Aim: Produce an exact copy of all the data below, dropping every image.

## Begin Supplied records

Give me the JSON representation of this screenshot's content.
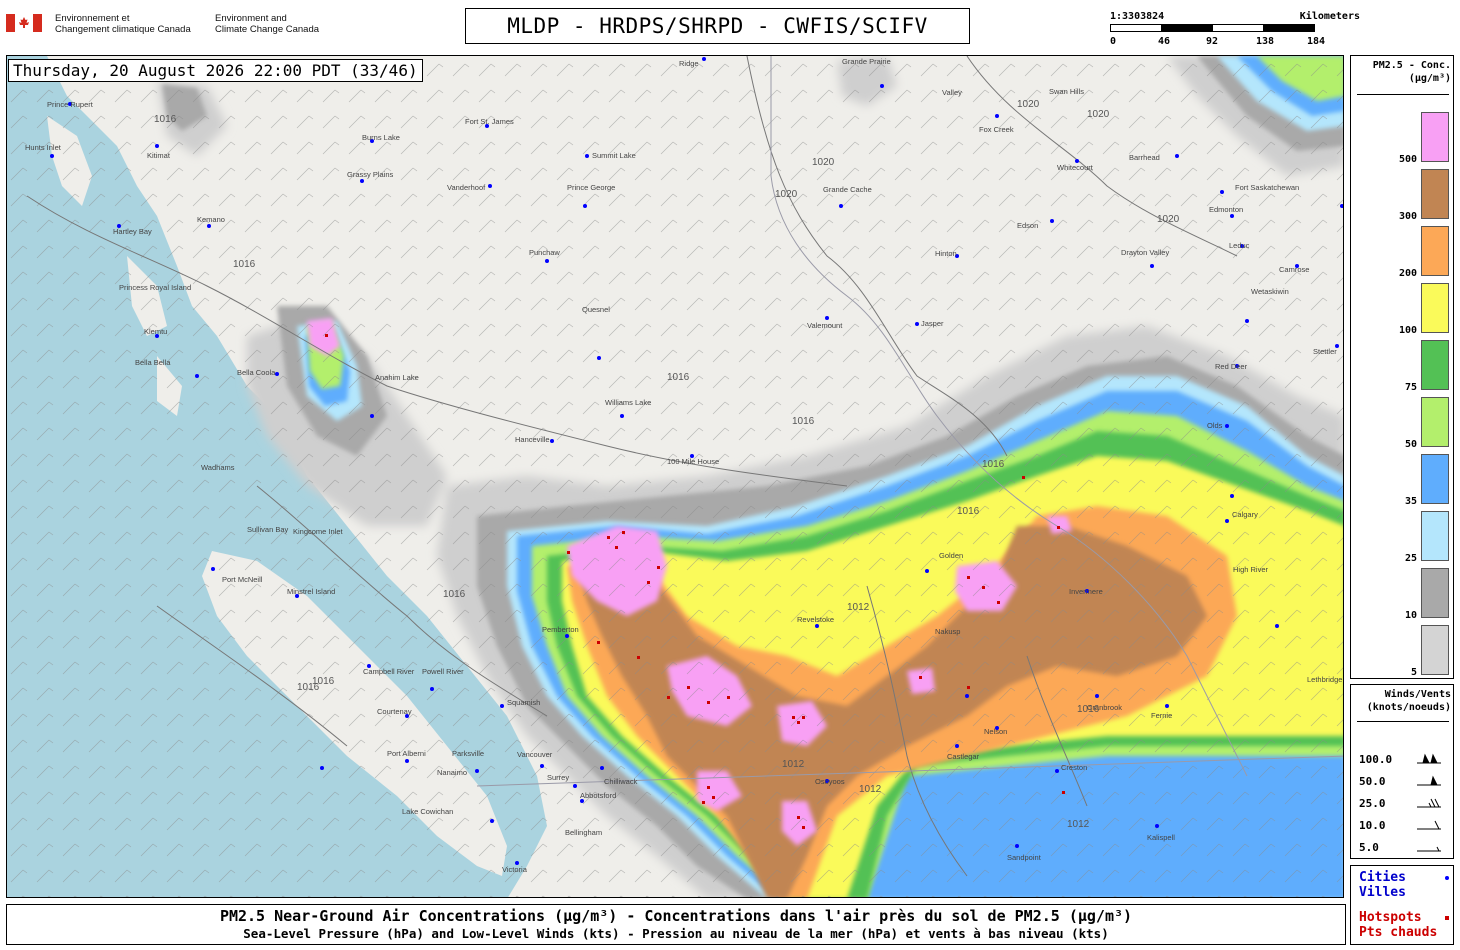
{
  "header": {
    "dept_fr_1": "Environnement et",
    "dept_fr_2": "Changement climatique Canada",
    "dept_en_1": "Environment and",
    "dept_en_2": "Climate Change Canada",
    "title": "MLDP - HRDPS/SHRPD - CWFIS/SCIFV"
  },
  "scale": {
    "ratio": "1:3303824",
    "unit": "Kilometers",
    "ticks": [
      "0",
      "46",
      "92",
      "138",
      "184"
    ]
  },
  "map": {
    "timestamp": "Thursday, 20 August 2026 22:00 PDT (33/46)",
    "isobar_labels": [
      "1020",
      "1020",
      "1020",
      "1020",
      "1020",
      "1016",
      "1016",
      "1016",
      "1016",
      "1016",
      "1016",
      "1012",
      "1012",
      "1012",
      "1016",
      "1016",
      "1016",
      "1012",
      "1016"
    ],
    "cities": [
      "Prince Rupert",
      "Hunts Inlet",
      "Kitimat",
      "Hartley Bay",
      "Kemano",
      "Princess Royal Island",
      "Klemtu",
      "Bella Bella",
      "Bella Coola",
      "Anahim Lake",
      "Wadhams",
      "Sullivan Bay",
      "Kingcome Inlet",
      "Port McNeill",
      "Minstrel Island",
      "Campbell River",
      "Powell River",
      "Courtenay",
      "Port Alberni",
      "Parksville",
      "Nanaimo",
      "Lake Cowichan",
      "Victoria",
      "Vancouver",
      "Surrey",
      "Abbotsford",
      "Chilliwack",
      "Bellingham",
      "Squamish",
      "Pemberton",
      "Burns Lake",
      "Grassy Plains",
      "Fort St. James",
      "Vanderhoof",
      "Summit Lake",
      "Prince George",
      "Punchaw",
      "Quesnel",
      "Williams Lake",
      "Hanceville",
      "100 Mile House",
      "Grande Cache",
      "Valemount",
      "Jasper",
      "Hinton",
      "Edson",
      "Grande Prairie",
      "Fox Creek",
      "Swan Hills",
      "Whitecourt",
      "Barrhead",
      "Fort Saskatchewan",
      "Edmonton",
      "Leduc",
      "Drayton Valley",
      "Camrose",
      "Wetaskiwin",
      "Red Deer",
      "Stettler",
      "Olds",
      "Calgary",
      "High River",
      "Invermere",
      "Nakusp",
      "Nelson",
      "Castlegar",
      "Osoyoos",
      "Cranbrook",
      "Fernie",
      "Creston",
      "Lethbridge",
      "Sandpoint",
      "Kalispell",
      "Revelstoke",
      "Golden",
      "Valley",
      "Ridge"
    ]
  },
  "legend": {
    "title_1": "PM2.5 - Conc.",
    "title_2": "(µg/m³)",
    "bins": [
      {
        "label": "500",
        "color": "#f8a0f4"
      },
      {
        "label": "300",
        "color": "#c18553"
      },
      {
        "label": "200",
        "color": "#fca857"
      },
      {
        "label": "100",
        "color": "#fafa5a"
      },
      {
        "label": "75",
        "color": "#53c155"
      },
      {
        "label": "50",
        "color": "#b3ef6c"
      },
      {
        "label": "35",
        "color": "#5fadfd"
      },
      {
        "label": "25",
        "color": "#b4e6fc"
      },
      {
        "label": "10",
        "color": "#a9a9a9"
      },
      {
        "label": "5",
        "color": "#d4d4d4"
      }
    ]
  },
  "wind_legend": {
    "title_1": "Winds/Vents",
    "title_2": "(knots/noeuds)",
    "rows": [
      "100.0",
      "50.0",
      "25.0",
      "10.0",
      "5.0"
    ]
  },
  "symbols": {
    "cities_en": "Cities",
    "cities_fr": "Villes",
    "hotspots_en": "Hotspots",
    "hotspots_fr": "Pts chauds",
    "city_color": "#0000ff",
    "hotspot_color": "#cc0000"
  },
  "footer": {
    "line1": "PM2.5 Near-Ground Air Concentrations (µg/m³) - Concentrations dans l'air près du sol de PM2.5 (µg/m³)",
    "line2": "Sea-Level Pressure (hPa) and Low-Level Winds (kts) - Pression au niveau de la mer (hPa) et vents à bas niveau (kts)"
  }
}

## End Supplied records

Written answer:
Give me the JSON representation of this screenshot's content.
{
  "header": {
    "dept_fr_1": "Environnement et",
    "dept_fr_2": "Changement climatique Canada",
    "dept_en_1": "Environment and",
    "dept_en_2": "Climate Change Canada",
    "title": "MLDP - HRDPS/SHRPD - CWFIS/SCIFV"
  },
  "scale": {
    "ratio": "1:3303824",
    "unit": "Kilometers",
    "ticks": [
      "0",
      "46",
      "92",
      "138",
      "184"
    ]
  },
  "map": {
    "timestamp": "Thursday, 20 August 2026 22:00 PDT (33/46)",
    "isobar_labels": [
      "1020",
      "1020",
      "1020",
      "1020",
      "1020",
      "1016",
      "1016",
      "1016",
      "1016",
      "1016",
      "1016",
      "1012",
      "1012",
      "1012",
      "1016",
      "1016",
      "1016",
      "1012",
      "1016"
    ],
    "cities": [
      "Prince Rupert",
      "Hunts Inlet",
      "Kitimat",
      "Hartley Bay",
      "Kemano",
      "Princess Royal Island",
      "Klemtu",
      "Bella Bella",
      "Bella Coola",
      "Anahim Lake",
      "Wadhams",
      "Sullivan Bay",
      "Kingcome Inlet",
      "Port McNeill",
      "Minstrel Island",
      "Campbell River",
      "Powell River",
      "Courtenay",
      "Port Alberni",
      "Parksville",
      "Nanaimo",
      "Lake Cowichan",
      "Victoria",
      "Vancouver",
      "Surrey",
      "Abbotsford",
      "Chilliwack",
      "Bellingham",
      "Squamish",
      "Pemberton",
      "Burns Lake",
      "Grassy Plains",
      "Fort St. James",
      "Vanderhoof",
      "Summit Lake",
      "Prince George",
      "Punchaw",
      "Quesnel",
      "Williams Lake",
      "Hanceville",
      "100 Mile House",
      "Grande Cache",
      "Valemount",
      "Jasper",
      "Hinton",
      "Edson",
      "Grande Prairie",
      "Fox Creek",
      "Swan Hills",
      "Whitecourt",
      "Barrhead",
      "Fort Saskatchewan",
      "Edmonton",
      "Leduc",
      "Drayton Valley",
      "Camrose",
      "Wetaskiwin",
      "Red Deer",
      "Stettler",
      "Olds",
      "Calgary",
      "High River",
      "Invermere",
      "Nakusp",
      "Nelson",
      "Castlegar",
      "Osoyoos",
      "Cranbrook",
      "Fernie",
      "Creston",
      "Lethbridge",
      "Sandpoint",
      "Kalispell",
      "Revelstoke",
      "Golden",
      "Valley",
      "Ridge"
    ]
  },
  "legend": {
    "title_1": "PM2.5 - Conc.",
    "title_2": "(µg/m³)",
    "bins": [
      {
        "label": "500",
        "color": "#f8a0f4"
      },
      {
        "label": "300",
        "color": "#c18553"
      },
      {
        "label": "200",
        "color": "#fca857"
      },
      {
        "label": "100",
        "color": "#fafa5a"
      },
      {
        "label": "75",
        "color": "#53c155"
      },
      {
        "label": "50",
        "color": "#b3ef6c"
      },
      {
        "label": "35",
        "color": "#5fadfd"
      },
      {
        "label": "25",
        "color": "#b4e6fc"
      },
      {
        "label": "10",
        "color": "#a9a9a9"
      },
      {
        "label": "5",
        "color": "#d4d4d4"
      }
    ]
  },
  "wind_legend": {
    "title_1": "Winds/Vents",
    "title_2": "(knots/noeuds)",
    "rows": [
      "100.0",
      "50.0",
      "25.0",
      "10.0",
      "5.0"
    ]
  },
  "symbols": {
    "cities_en": "Cities",
    "cities_fr": "Villes",
    "hotspots_en": "Hotspots",
    "hotspots_fr": "Pts chauds",
    "city_color": "#0000ff",
    "hotspot_color": "#cc0000"
  },
  "footer": {
    "line1": "PM2.5 Near-Ground Air Concentrations (µg/m³) - Concentrations dans l'air près du sol de PM2.5 (µg/m³)",
    "line2": "Sea-Level Pressure (hPa) and Low-Level Winds (kts) - Pression au niveau de la mer (hPa) et vents à bas niveau (kts)"
  }
}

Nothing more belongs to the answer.